• [DATASET EXCERPTS]
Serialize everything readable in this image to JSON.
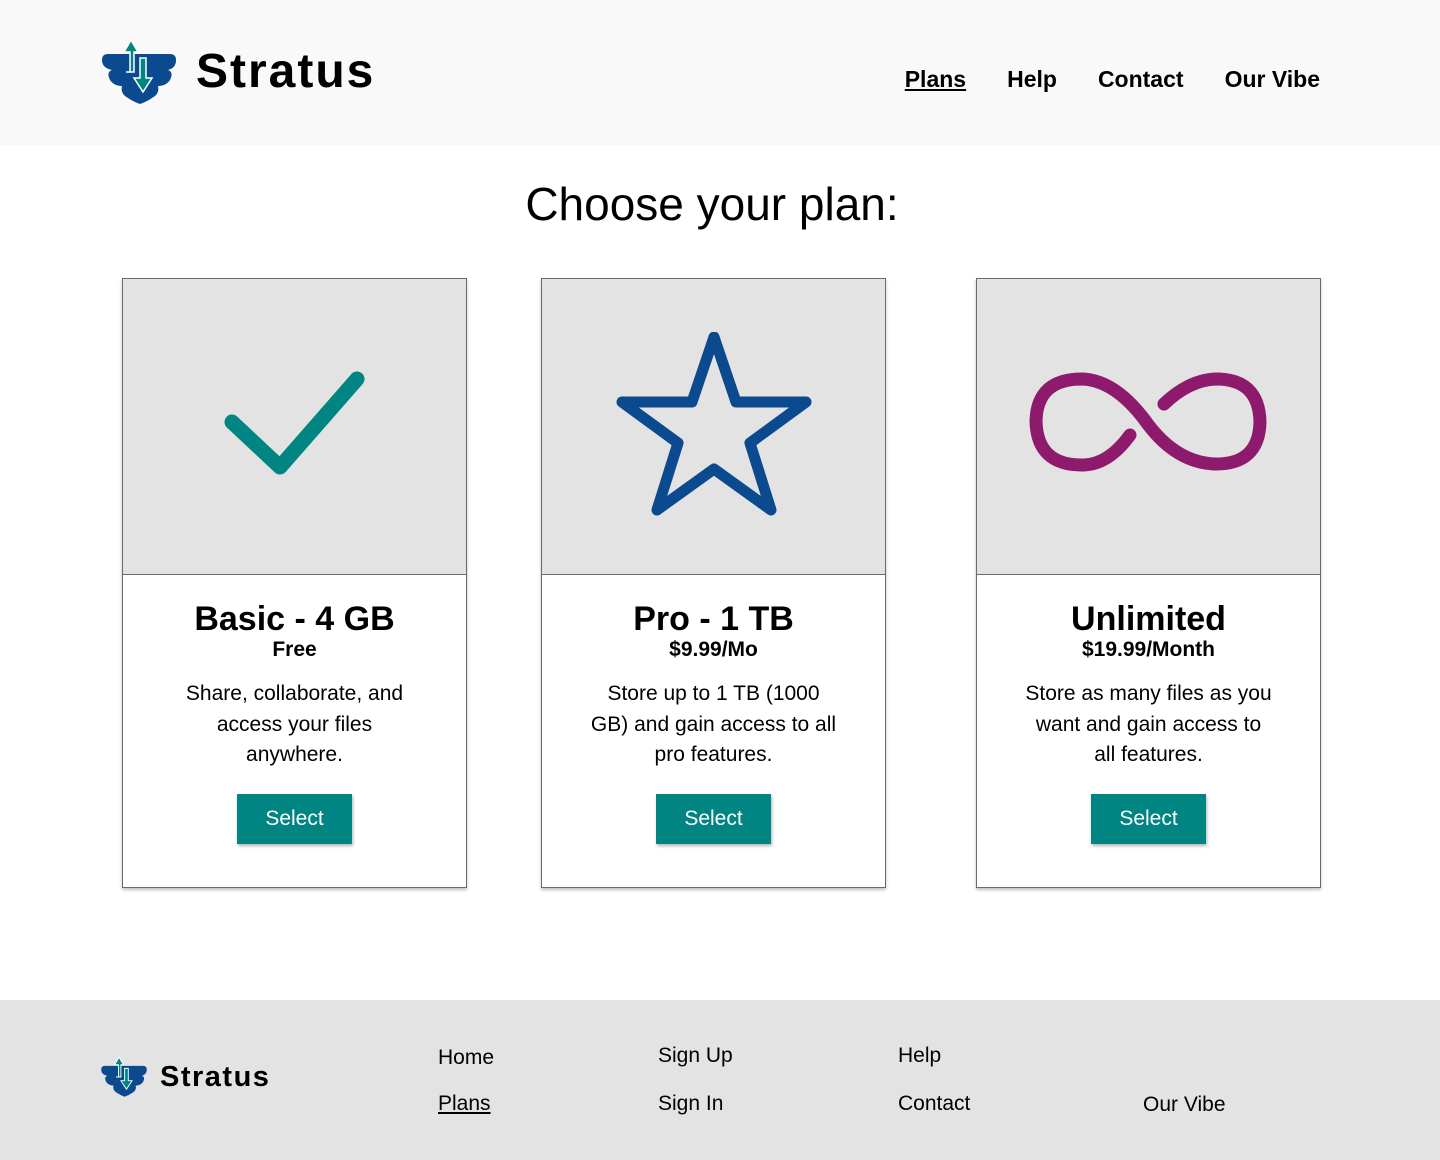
{
  "brand": {
    "name": "Stratus",
    "colors": {
      "teal": "#008582",
      "navy": "#0b4a8f",
      "magenta": "#8e1a6e"
    }
  },
  "nav": {
    "items": [
      {
        "label": "Plans",
        "active": true
      },
      {
        "label": "Help"
      },
      {
        "label": "Contact"
      },
      {
        "label": "Our Vibe"
      }
    ]
  },
  "main": {
    "title": "Choose your plan:",
    "plans": [
      {
        "icon": "checkmark-icon",
        "name": "Basic - 4 GB",
        "price": "Free",
        "description": "Share, collaborate, and access your files anywhere.",
        "button": "Select"
      },
      {
        "icon": "star-icon",
        "name": "Pro - 1 TB",
        "price": "$9.99/Mo",
        "description": "Store up to 1 TB (1000 GB) and gain access to all pro features.",
        "button": "Select"
      },
      {
        "icon": "infinity-icon",
        "name": "Unlimited",
        "price": "$19.99/Month",
        "description": "Store as many files as you want and gain access to all features.",
        "button": "Select"
      }
    ]
  },
  "footer": {
    "brand": "Stratus",
    "links": {
      "home": "Home",
      "plans": "Plans",
      "sign_up": "Sign Up",
      "sign_in": "Sign In",
      "help": "Help",
      "contact": "Contact",
      "our_vibe": "Our Vibe"
    }
  }
}
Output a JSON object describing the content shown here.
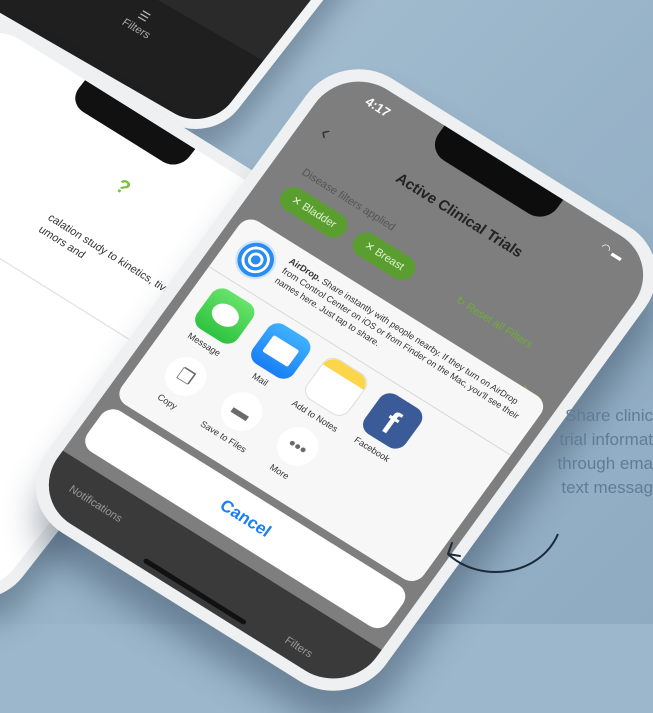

• [THE REQUEST]
Take the listing above and print it exactly, apart from the pictures.

• [ANSWER TO THE TASK]
Serialize everything readable in this image to JSON.
{
  "brand": {
    "name": "Stratus",
    "colors": {
      "teal": "#008582",
      "navy": "#0b4a8f",
      "magenta": "#8e1a6e"
    }
  },
  "nav": {
    "items": [
      {
        "label": "Plans",
        "active": true
      },
      {
        "label": "Help"
      },
      {
        "label": "Contact"
      },
      {
        "label": "Our Vibe"
      }
    ]
  },
  "main": {
    "title": "Choose your plan:",
    "plans": [
      {
        "icon": "checkmark-icon",
        "name": "Basic - 4 GB",
        "price": "Free",
        "description": "Share, collaborate, and access your files anywhere.",
        "button": "Select"
      },
      {
        "icon": "star-icon",
        "name": "Pro - 1 TB",
        "price": "$9.99/Mo",
        "description": "Store up to 1 TB (1000 GB) and gain access to all pro features.",
        "button": "Select"
      },
      {
        "icon": "infinity-icon",
        "name": "Unlimited",
        "price": "$19.99/Month",
        "description": "Store as many files as you want and gain access to all features.",
        "button": "Select"
      }
    ]
  },
  "footer": {
    "brand": "Stratus",
    "links": {
      "home": "Home",
      "plans": "Plans",
      "sign_up": "Sign Up",
      "sign_in": "Sign In",
      "help": "Help",
      "contact": "Contact",
      "our_vibe": "Our Vibe"
    }
  }
}
Output a JSON object describing the content shown here.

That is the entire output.